Rows:
━━━━━━━━━━━━━━━━

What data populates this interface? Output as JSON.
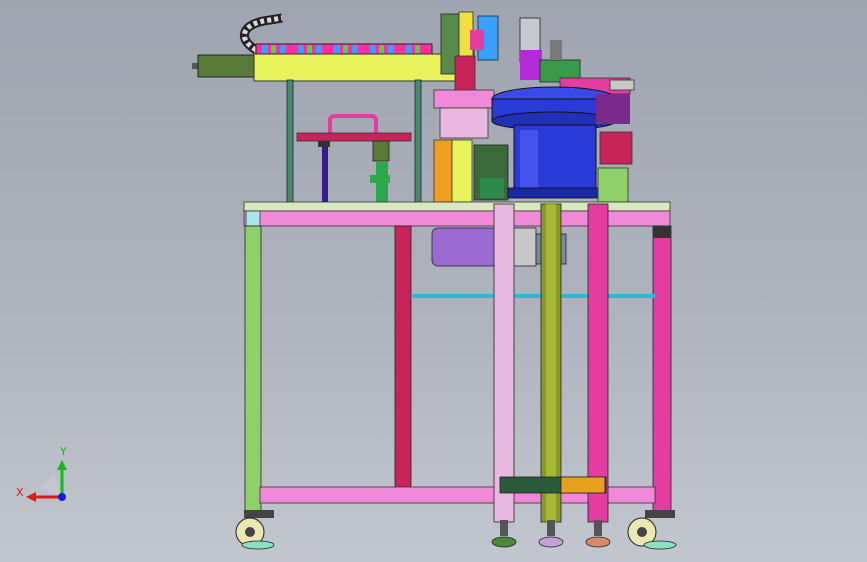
{
  "colors": {
    "background_top": "#9fa5b0",
    "background_bottom": "#c2c6ce",
    "frame_green": "#8fd06a",
    "frame_pink": "#f08ad8",
    "frame_magenta": "#e43ca0",
    "frame_crimson": "#c8245a",
    "beam_yellow": "#e8f25a",
    "bowl_blue": "#2a3ad8",
    "motor_purple": "#9a6ad0",
    "motor_olive": "#5a7a3a",
    "cyan_rod": "#2ab8d8",
    "axis_x": "#e01818",
    "axis_y": "#18b818",
    "axis_z": "#1818e0"
  },
  "triad": {
    "x_label": "X",
    "y_label": "Y"
  },
  "model": {
    "view": "front",
    "icons": [
      "vibratory-bowl-feeder",
      "linear-conveyor",
      "drag-chain",
      "aluminum-frame",
      "caster-wheel",
      "leveling-foot"
    ]
  }
}
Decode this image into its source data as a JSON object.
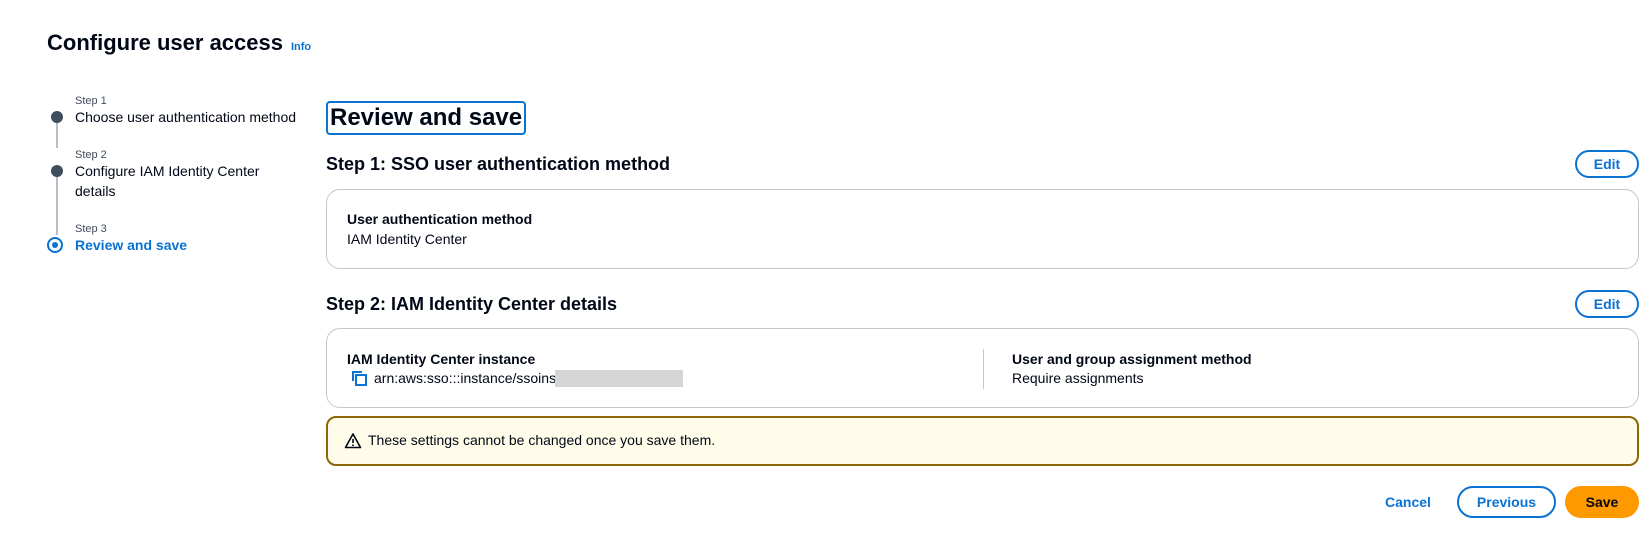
{
  "page": {
    "title": "Configure user access",
    "info_label": "Info"
  },
  "stepper": {
    "steps": [
      {
        "number": "Step 1",
        "label": "Choose user authentication method",
        "state": "complete"
      },
      {
        "number": "Step 2",
        "label": "Configure IAM Identity Center details",
        "state": "complete"
      },
      {
        "number": "Step 3",
        "label": "Review and save",
        "state": "active"
      }
    ]
  },
  "review": {
    "title": "Review and save",
    "section1": {
      "heading": "Step 1: SSO user authentication method",
      "edit_label": "Edit",
      "fields": [
        {
          "label": "User authentication method",
          "value": "IAM Identity Center"
        }
      ]
    },
    "section2": {
      "heading": "Step 2: IAM Identity Center details",
      "edit_label": "Edit",
      "fields": [
        {
          "label": "IAM Identity Center instance",
          "value": "arn:aws:sso:::instance/ssoins-",
          "icon": "copy-icon",
          "redacted": true
        },
        {
          "label": "User and group assignment method",
          "value": "Require assignments"
        }
      ]
    },
    "alert": {
      "icon": "warning-icon",
      "text": "These settings cannot be changed once you save them.",
      "border_color": "#8d6605",
      "background": "#fffce9"
    }
  },
  "actions": {
    "cancel_label": "Cancel",
    "previous_label": "Previous",
    "save_label": "Save"
  },
  "colors": {
    "accent": "#0972d3",
    "primary_button": "#ff9900",
    "text": "#000716"
  }
}
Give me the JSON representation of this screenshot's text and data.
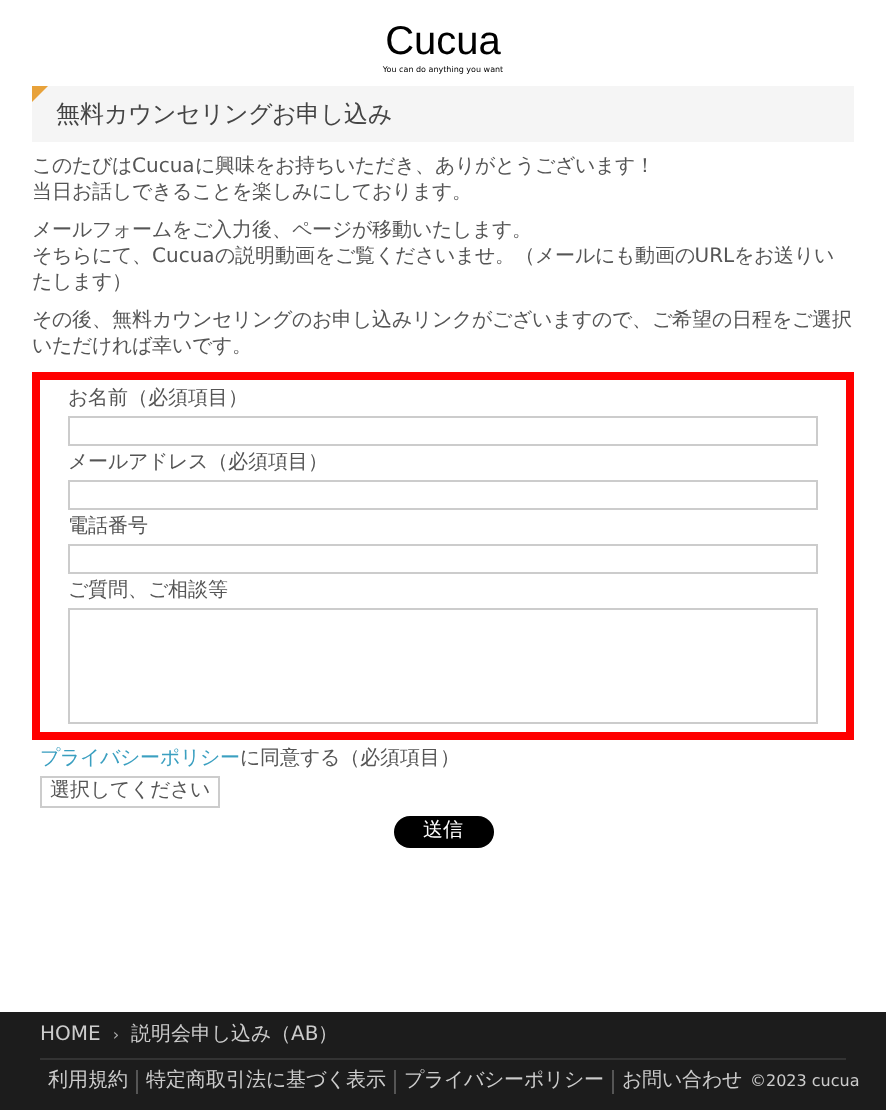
{
  "logo": {
    "text": "Cucua",
    "tagline": "You can do anything you want"
  },
  "heading": "無料カウンセリングお申し込み",
  "paragraphs": [
    {
      "lines": [
        "このたびはCucuaに興味をお持ちいただき、ありがとうございます！",
        "当日お話しできることを楽しみにしております。"
      ]
    },
    {
      "lines": [
        "メールフォームをご入力後、ページが移動いたします。",
        "そちらにて、Cucuaの説明動画をご覧くださいませ。（メールにも動画のURLをお送りいたします）"
      ]
    },
    {
      "lines": [
        "その後、無料カウンセリングのお申し込みリンクがございますので、ご希望の日程をご選択いただければ幸いです。"
      ]
    }
  ],
  "form": {
    "fields": [
      {
        "label": "お名前（必須項目）",
        "kind": "input"
      },
      {
        "label": "メールアドレス（必須項目）",
        "kind": "input"
      },
      {
        "label": "電話番号",
        "kind": "input"
      },
      {
        "label": "ご質問、ご相談等",
        "kind": "textarea"
      }
    ]
  },
  "consent": {
    "link": "プライバシーポリシー",
    "text": "に同意する（必須項目）",
    "select_placeholder": "選択してください"
  },
  "submit": "送信",
  "footer": {
    "breadcrumbs": [
      "HOME",
      "説明会申し込み（AB）"
    ],
    "separator": "›",
    "links": [
      "利用規約",
      "特定商取引法に基づく表示",
      "プライバシーポリシー",
      "お問い合わせ"
    ],
    "copyright": "©2023 cucua"
  }
}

━━━━━━━━━━━━━━━━

Set problem: Give the entries again word for word, but skip the pictures.

The result:
What data populates this interface? Output as JSON.
{
  "colors": {
    "background_top": "#9fa5b0",
    "background_bottom": "#c2c6ce",
    "frame_green": "#8fd06a",
    "frame_pink": "#f08ad8",
    "frame_magenta": "#e43ca0",
    "frame_crimson": "#c8245a",
    "beam_yellow": "#e8f25a",
    "bowl_blue": "#2a3ad8",
    "motor_purple": "#9a6ad0",
    "motor_olive": "#5a7a3a",
    "cyan_rod": "#2ab8d8",
    "axis_x": "#e01818",
    "axis_y": "#18b818",
    "axis_z": "#1818e0"
  },
  "triad": {
    "x_label": "X",
    "y_label": "Y"
  },
  "model": {
    "view": "front",
    "icons": [
      "vibratory-bowl-feeder",
      "linear-conveyor",
      "drag-chain",
      "aluminum-frame",
      "caster-wheel",
      "leveling-foot"
    ]
  }
}
Decode this image into its source data as a JSON object.
{
  "page": {
    "title": "Configure user access",
    "info_label": "Info"
  },
  "stepper": {
    "steps": [
      {
        "number": "Step 1",
        "label": "Choose user authentication method",
        "state": "complete"
      },
      {
        "number": "Step 2",
        "label": "Configure IAM Identity Center details",
        "state": "complete"
      },
      {
        "number": "Step 3",
        "label": "Review and save",
        "state": "active"
      }
    ]
  },
  "review": {
    "title": "Review and save",
    "section1": {
      "heading": "Step 1: SSO user authentication method",
      "edit_label": "Edit",
      "fields": [
        {
          "label": "User authentication method",
          "value": "IAM Identity Center"
        }
      ]
    },
    "section2": {
      "heading": "Step 2: IAM Identity Center details",
      "edit_label": "Edit",
      "fields": [
        {
          "label": "IAM Identity Center instance",
          "value": "arn:aws:sso:::instance/ssoins-",
          "icon": "copy-icon",
          "redacted": true
        },
        {
          "label": "User and group assignment method",
          "value": "Require assignments"
        }
      ]
    },
    "alert": {
      "icon": "warning-icon",
      "text": "These settings cannot be changed once you save them.",
      "border_color": "#8d6605",
      "background": "#fffce9"
    }
  },
  "actions": {
    "cancel_label": "Cancel",
    "previous_label": "Previous",
    "save_label": "Save"
  },
  "colors": {
    "accent": "#0972d3",
    "primary_button": "#ff9900",
    "text": "#000716"
  }
}
Give me the JSON representation of this screenshot's text and data.
{
  "logo": {
    "text": "Cucua",
    "tagline": "You can do anything you want"
  },
  "heading": "無料カウンセリングお申し込み",
  "paragraphs": [
    {
      "lines": [
        "このたびはCucuaに興味をお持ちいただき、ありがとうございます！",
        "当日お話しできることを楽しみにしております。"
      ]
    },
    {
      "lines": [
        "メールフォームをご入力後、ページが移動いたします。",
        "そちらにて、Cucuaの説明動画をご覧くださいませ。（メールにも動画のURLをお送りいたします）"
      ]
    },
    {
      "lines": [
        "その後、無料カウンセリングのお申し込みリンクがございますので、ご希望の日程をご選択いただければ幸いです。"
      ]
    }
  ],
  "form": {
    "fields": [
      {
        "label": "お名前（必須項目）",
        "kind": "input"
      },
      {
        "label": "メールアドレス（必須項目）",
        "kind": "input"
      },
      {
        "label": "電話番号",
        "kind": "input"
      },
      {
        "label": "ご質問、ご相談等",
        "kind": "textarea"
      }
    ]
  },
  "consent": {
    "link": "プライバシーポリシー",
    "text": "に同意する（必須項目）",
    "select_placeholder": "選択してください"
  },
  "submit": "送信",
  "footer": {
    "breadcrumbs": [
      "HOME",
      "説明会申し込み（AB）"
    ],
    "separator": "›",
    "links": [
      "利用規約",
      "特定商取引法に基づく表示",
      "プライバシーポリシー",
      "お問い合わせ"
    ],
    "copyright": "©2023 cucua"
  }
}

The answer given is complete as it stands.